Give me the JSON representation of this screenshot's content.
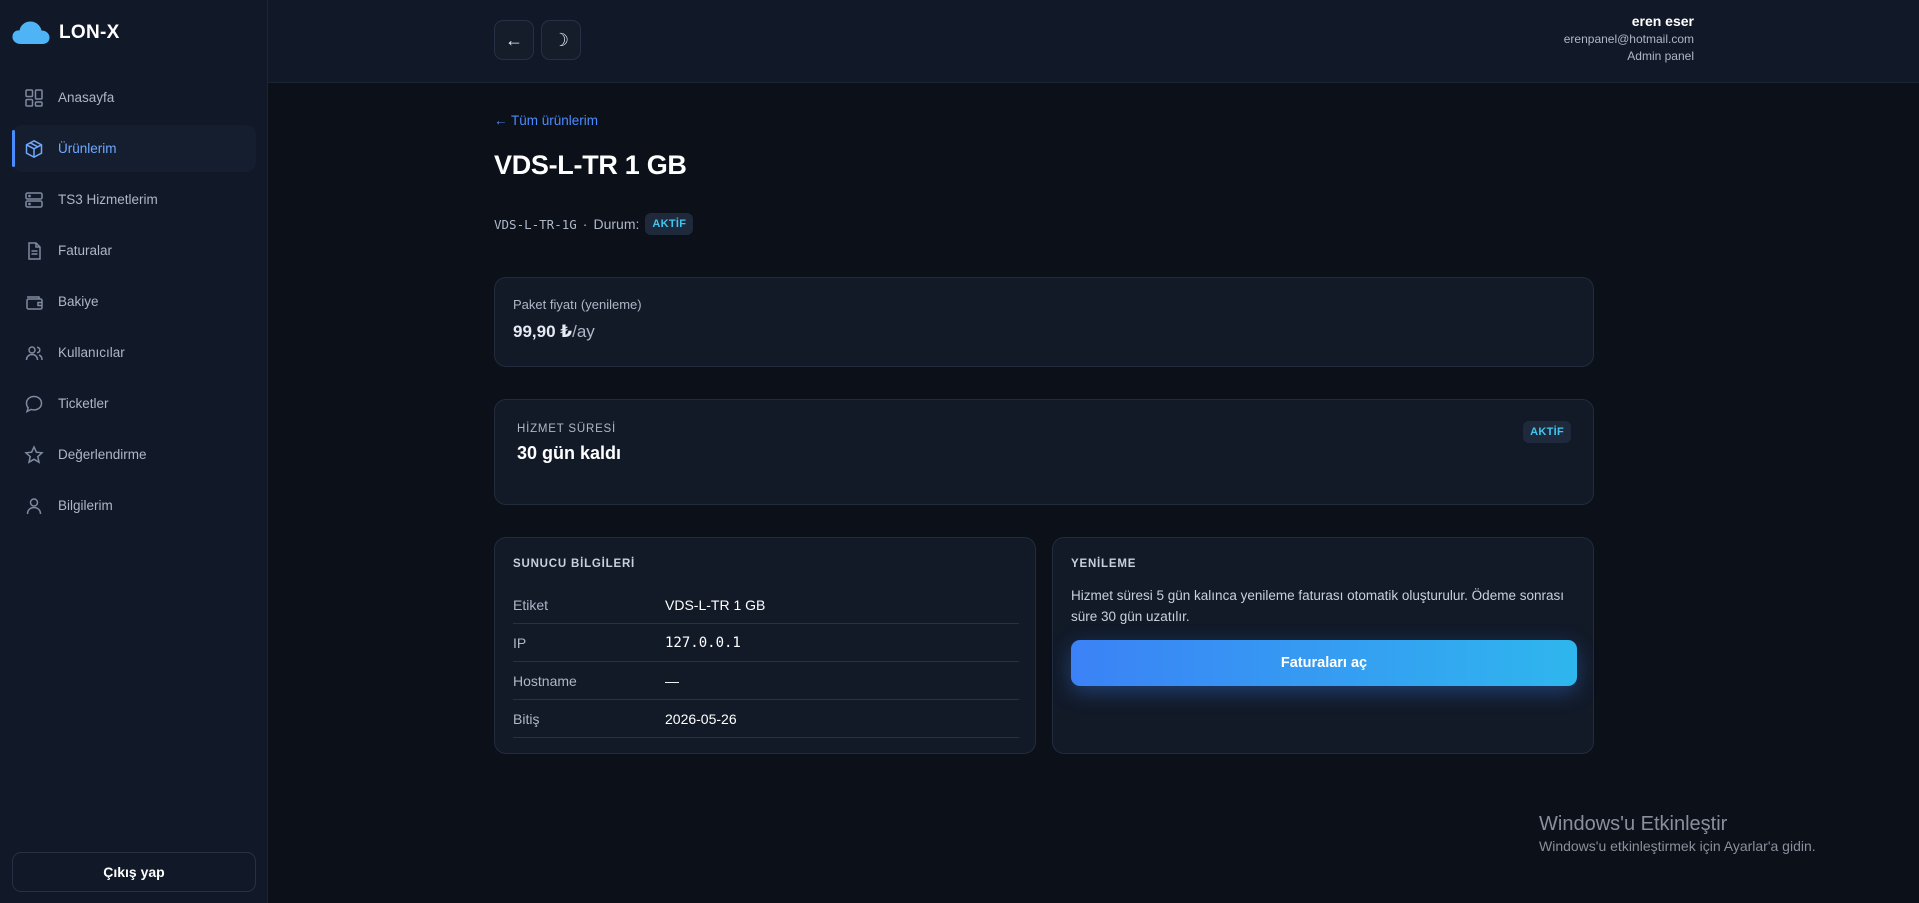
{
  "brand": {
    "name": "LON-X",
    "logo_icon": "cloud-icon",
    "logo_color": "#4fb4f6"
  },
  "sidebar": {
    "items": [
      {
        "label": "Anasayfa",
        "icon": "dashboard-grid-icon"
      },
      {
        "label": "Ürünlerim",
        "icon": "box-icon",
        "active": true
      },
      {
        "label": "TS3 Hizmetlerim",
        "icon": "server-icon"
      },
      {
        "label": "Faturalar",
        "icon": "document-icon"
      },
      {
        "label": "Bakiye",
        "icon": "wallet-icon"
      },
      {
        "label": "Kullanıcılar",
        "icon": "users-icon"
      },
      {
        "label": "Ticketler",
        "icon": "chat-bubble-icon"
      },
      {
        "label": "Değerlendirme",
        "icon": "star-icon"
      },
      {
        "label": "Bilgilerim",
        "icon": "user-icon"
      }
    ],
    "logout_label": "Çıkış yap"
  },
  "topbar": {
    "back_icon": "←",
    "theme_icon": "☽",
    "user": {
      "name": "eren eser",
      "email": "erenpanel@hotmail.com",
      "role": "Admin panel"
    }
  },
  "page": {
    "back_link": "← Tüm ürünlerim",
    "title": "VDS-L-TR 1 GB",
    "code": "VDS-L-TR-1G",
    "separator": "·",
    "status_label": "Durum:",
    "status_badge": "AKTİF"
  },
  "price_card": {
    "label": "Paket fiyatı (yenileme)",
    "amount": "99,90 ₺",
    "period": "/ay"
  },
  "service_card": {
    "label": "HİZMET SÜRESİ",
    "remaining": "30 gün kaldı",
    "badge": "AKTİF"
  },
  "server_info": {
    "title": "SUNUCU BİLGİLERİ",
    "rows": [
      {
        "key": "Etiket",
        "value": "VDS-L-TR 1 GB"
      },
      {
        "key": "IP",
        "value": "127.0.0.1"
      },
      {
        "key": "Hostname",
        "value": "—"
      },
      {
        "key": "Bitiş",
        "value": "2026-05-26"
      }
    ]
  },
  "renewal": {
    "title": "YENİLEME",
    "text": "Hizmet süresi 5 gün kalınca yenileme faturası otomatik oluşturulur. Ödeme sonrası süre 30 gün uzatılır.",
    "button_label": "Faturaları aç"
  },
  "watermark": {
    "title": "Windows'u Etkinleştir",
    "subtitle": "Windows'u etkinleştirmek için Ayarlar'a gidin."
  },
  "colors": {
    "accent": "#4a8cff",
    "badge_text": "#3fc6f0",
    "background": "#0b1019",
    "card": "#121a28"
  }
}
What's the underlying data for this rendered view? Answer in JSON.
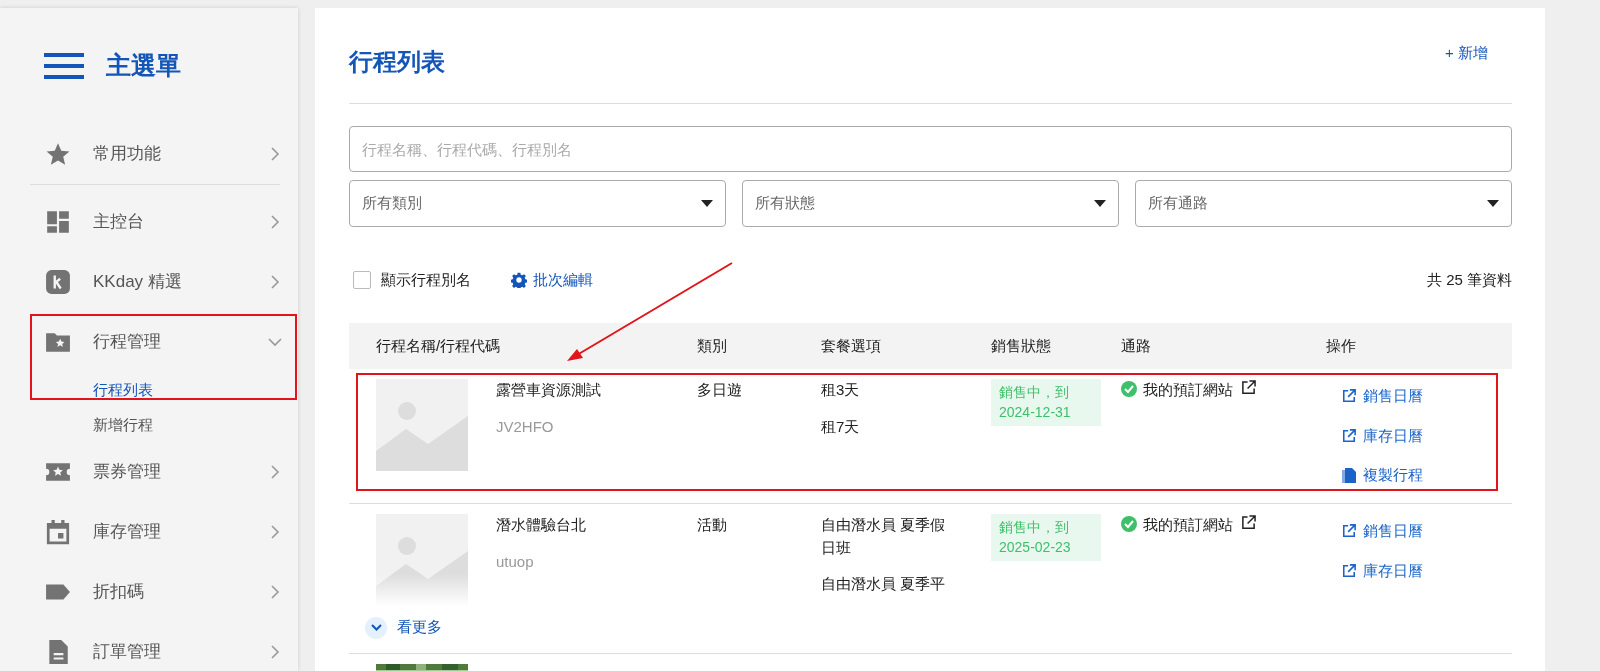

+ + + + + + +

WHAT YOU ARE ASKED TO DO | Count how many lines of the material hold the string "Windows". Give the number and nothing more.

SOLUTION BELOW | 2